Direction
Below are the entries; count the lines in them that contain the word "name" and give only the number.

Data records

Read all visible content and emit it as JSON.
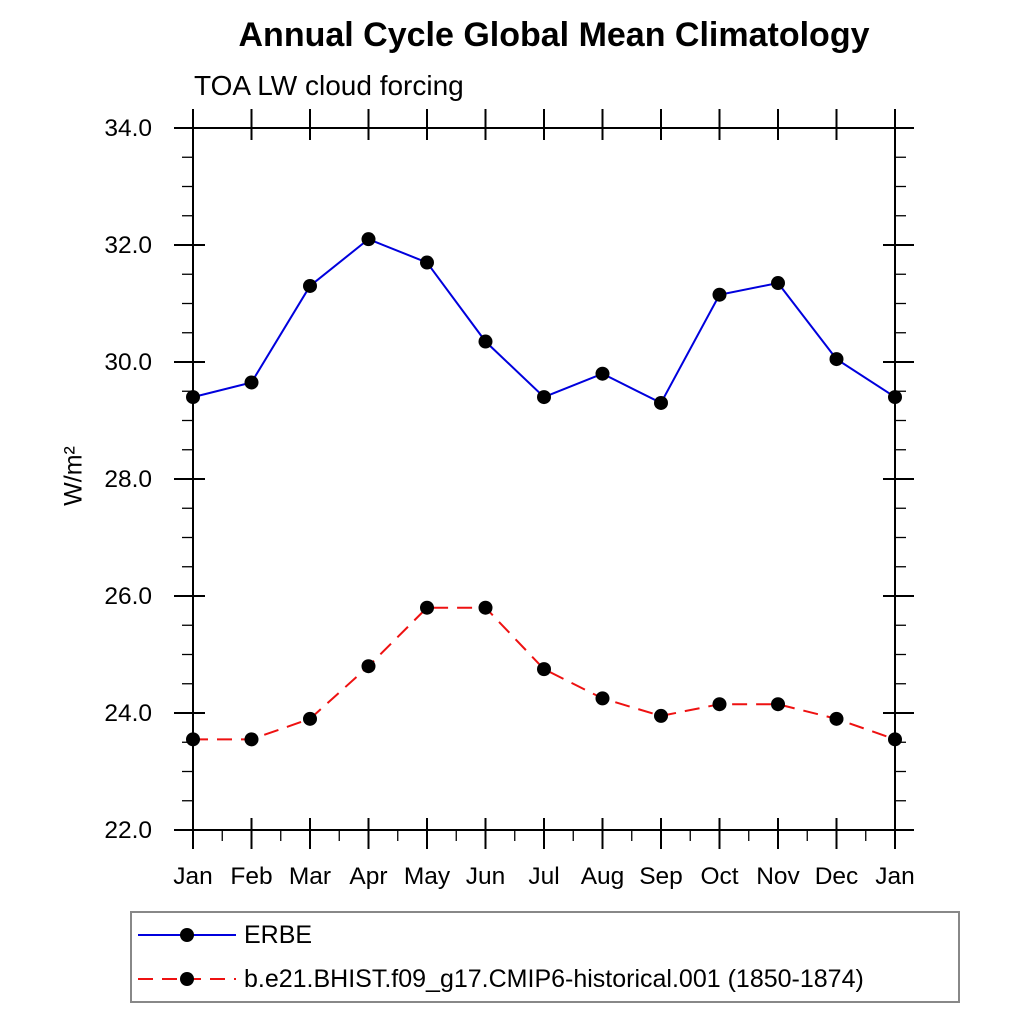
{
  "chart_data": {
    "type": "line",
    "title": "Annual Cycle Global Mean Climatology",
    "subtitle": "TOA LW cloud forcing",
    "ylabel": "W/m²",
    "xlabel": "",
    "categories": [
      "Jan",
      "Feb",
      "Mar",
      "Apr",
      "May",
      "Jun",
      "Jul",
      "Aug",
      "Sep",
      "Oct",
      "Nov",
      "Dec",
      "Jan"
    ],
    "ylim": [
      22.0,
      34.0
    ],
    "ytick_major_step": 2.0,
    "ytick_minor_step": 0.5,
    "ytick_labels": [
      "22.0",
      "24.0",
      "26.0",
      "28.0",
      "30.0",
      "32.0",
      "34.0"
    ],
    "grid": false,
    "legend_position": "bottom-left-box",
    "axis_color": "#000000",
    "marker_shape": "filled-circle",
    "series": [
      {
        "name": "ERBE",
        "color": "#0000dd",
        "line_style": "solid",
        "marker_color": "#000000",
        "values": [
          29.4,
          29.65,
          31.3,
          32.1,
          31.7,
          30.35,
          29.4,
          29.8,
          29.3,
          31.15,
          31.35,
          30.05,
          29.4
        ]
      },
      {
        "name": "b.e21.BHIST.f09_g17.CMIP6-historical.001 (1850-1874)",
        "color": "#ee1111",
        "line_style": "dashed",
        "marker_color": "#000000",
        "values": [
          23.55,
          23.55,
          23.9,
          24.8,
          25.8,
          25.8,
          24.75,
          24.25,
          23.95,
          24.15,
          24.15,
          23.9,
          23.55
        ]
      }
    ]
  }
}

...

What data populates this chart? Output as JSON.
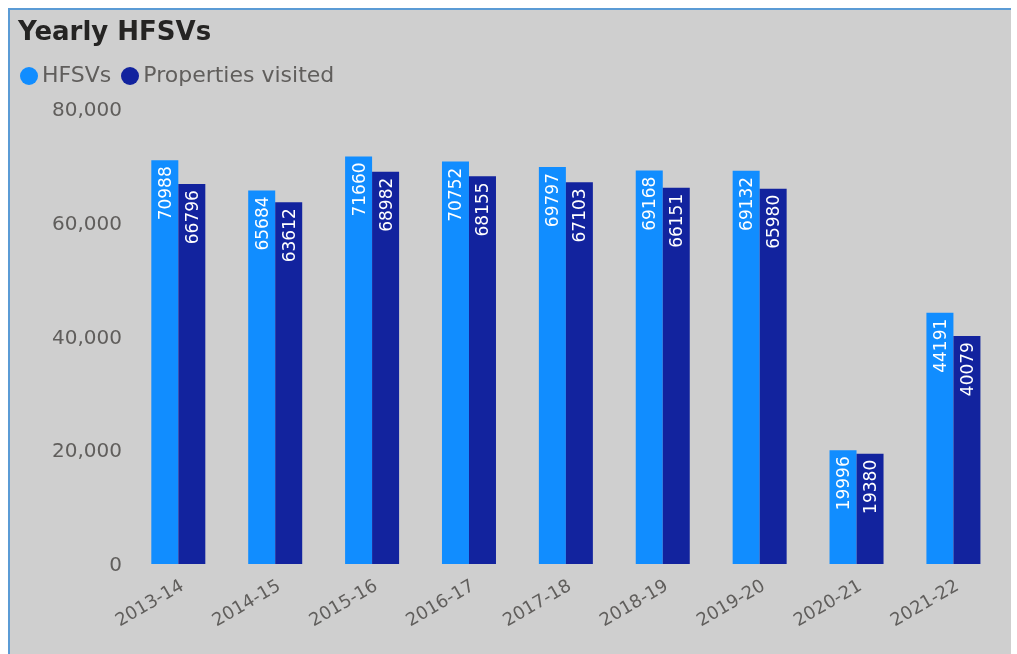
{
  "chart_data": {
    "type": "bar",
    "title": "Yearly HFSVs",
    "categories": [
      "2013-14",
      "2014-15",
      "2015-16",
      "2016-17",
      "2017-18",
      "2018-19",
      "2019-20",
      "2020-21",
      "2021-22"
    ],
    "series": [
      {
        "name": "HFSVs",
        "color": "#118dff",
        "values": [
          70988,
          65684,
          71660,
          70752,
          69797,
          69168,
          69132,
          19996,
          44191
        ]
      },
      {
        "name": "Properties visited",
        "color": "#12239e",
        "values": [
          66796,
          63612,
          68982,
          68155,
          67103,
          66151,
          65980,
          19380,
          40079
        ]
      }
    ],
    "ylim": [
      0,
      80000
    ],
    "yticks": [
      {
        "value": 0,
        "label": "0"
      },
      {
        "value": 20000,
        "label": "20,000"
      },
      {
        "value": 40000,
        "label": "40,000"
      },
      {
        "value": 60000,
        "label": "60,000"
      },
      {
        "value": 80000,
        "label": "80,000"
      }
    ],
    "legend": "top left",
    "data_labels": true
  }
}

* * *

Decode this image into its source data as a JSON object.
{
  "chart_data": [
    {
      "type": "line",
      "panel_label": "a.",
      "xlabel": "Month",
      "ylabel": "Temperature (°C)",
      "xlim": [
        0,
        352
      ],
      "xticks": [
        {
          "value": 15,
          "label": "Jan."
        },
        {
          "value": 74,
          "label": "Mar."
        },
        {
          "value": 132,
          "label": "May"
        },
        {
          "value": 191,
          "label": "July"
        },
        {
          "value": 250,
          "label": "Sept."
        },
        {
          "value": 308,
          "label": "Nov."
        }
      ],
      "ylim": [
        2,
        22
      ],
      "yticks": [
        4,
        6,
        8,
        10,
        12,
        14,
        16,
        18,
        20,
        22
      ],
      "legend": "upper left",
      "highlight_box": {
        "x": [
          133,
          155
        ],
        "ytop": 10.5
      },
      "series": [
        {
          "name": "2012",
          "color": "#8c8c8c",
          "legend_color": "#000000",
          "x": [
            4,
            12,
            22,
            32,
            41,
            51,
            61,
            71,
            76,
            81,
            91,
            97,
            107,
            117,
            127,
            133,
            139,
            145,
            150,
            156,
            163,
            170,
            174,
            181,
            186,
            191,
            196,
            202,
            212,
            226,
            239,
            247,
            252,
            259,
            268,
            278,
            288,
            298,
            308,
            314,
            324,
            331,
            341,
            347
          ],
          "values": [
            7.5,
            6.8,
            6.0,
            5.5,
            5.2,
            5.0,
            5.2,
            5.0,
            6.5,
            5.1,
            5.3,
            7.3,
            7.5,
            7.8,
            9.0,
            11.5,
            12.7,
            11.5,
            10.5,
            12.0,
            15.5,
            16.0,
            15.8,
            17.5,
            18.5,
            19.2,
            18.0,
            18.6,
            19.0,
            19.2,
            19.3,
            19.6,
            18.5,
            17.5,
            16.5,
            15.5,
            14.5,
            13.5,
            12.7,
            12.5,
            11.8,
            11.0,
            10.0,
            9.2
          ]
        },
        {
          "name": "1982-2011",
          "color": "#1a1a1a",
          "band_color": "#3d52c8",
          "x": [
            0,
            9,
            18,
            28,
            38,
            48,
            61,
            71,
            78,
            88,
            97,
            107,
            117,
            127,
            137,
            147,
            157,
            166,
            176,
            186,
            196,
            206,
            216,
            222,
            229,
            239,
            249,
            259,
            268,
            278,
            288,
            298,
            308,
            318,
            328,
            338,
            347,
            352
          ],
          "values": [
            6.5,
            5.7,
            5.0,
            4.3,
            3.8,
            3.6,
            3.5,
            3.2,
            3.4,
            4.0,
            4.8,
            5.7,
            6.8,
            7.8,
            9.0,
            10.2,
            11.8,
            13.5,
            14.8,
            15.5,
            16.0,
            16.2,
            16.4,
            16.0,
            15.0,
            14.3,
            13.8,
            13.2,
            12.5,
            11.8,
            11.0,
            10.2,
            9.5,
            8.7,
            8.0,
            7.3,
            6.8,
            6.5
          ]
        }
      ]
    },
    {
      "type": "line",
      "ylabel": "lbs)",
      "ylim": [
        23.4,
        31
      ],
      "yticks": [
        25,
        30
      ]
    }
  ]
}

Answer
6